Given instruction:
The exercise asks you to copy every line below in which "color" appears.

Record set:

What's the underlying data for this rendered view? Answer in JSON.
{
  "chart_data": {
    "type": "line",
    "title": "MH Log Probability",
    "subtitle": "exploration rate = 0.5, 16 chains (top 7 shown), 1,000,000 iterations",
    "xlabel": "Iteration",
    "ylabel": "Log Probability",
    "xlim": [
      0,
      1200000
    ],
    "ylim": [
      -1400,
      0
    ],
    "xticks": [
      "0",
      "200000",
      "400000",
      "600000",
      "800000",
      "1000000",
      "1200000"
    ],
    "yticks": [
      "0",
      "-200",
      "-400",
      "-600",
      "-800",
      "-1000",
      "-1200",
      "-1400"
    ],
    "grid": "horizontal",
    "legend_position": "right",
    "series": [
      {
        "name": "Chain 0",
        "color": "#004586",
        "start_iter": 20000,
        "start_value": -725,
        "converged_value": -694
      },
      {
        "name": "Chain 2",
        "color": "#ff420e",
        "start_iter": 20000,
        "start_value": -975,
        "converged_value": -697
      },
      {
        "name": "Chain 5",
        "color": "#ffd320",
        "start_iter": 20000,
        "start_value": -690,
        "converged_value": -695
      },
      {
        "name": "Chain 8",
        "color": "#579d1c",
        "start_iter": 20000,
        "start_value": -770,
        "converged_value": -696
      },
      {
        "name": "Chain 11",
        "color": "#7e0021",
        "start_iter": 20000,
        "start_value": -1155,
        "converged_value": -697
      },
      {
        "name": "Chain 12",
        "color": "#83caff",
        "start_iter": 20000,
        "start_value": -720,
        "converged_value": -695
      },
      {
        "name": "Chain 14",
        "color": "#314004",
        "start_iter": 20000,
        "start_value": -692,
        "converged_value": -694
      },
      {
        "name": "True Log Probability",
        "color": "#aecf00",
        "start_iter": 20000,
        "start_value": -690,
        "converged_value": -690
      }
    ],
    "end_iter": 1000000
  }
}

Answer in full:
        "color": "#004586",
        "color": "#ff420e",
        "color": "#ffd320",
        "color": "#579d1c",
        "color": "#7e0021",
        "color": "#83caff",
        "color": "#314004",
        "color": "#aecf00",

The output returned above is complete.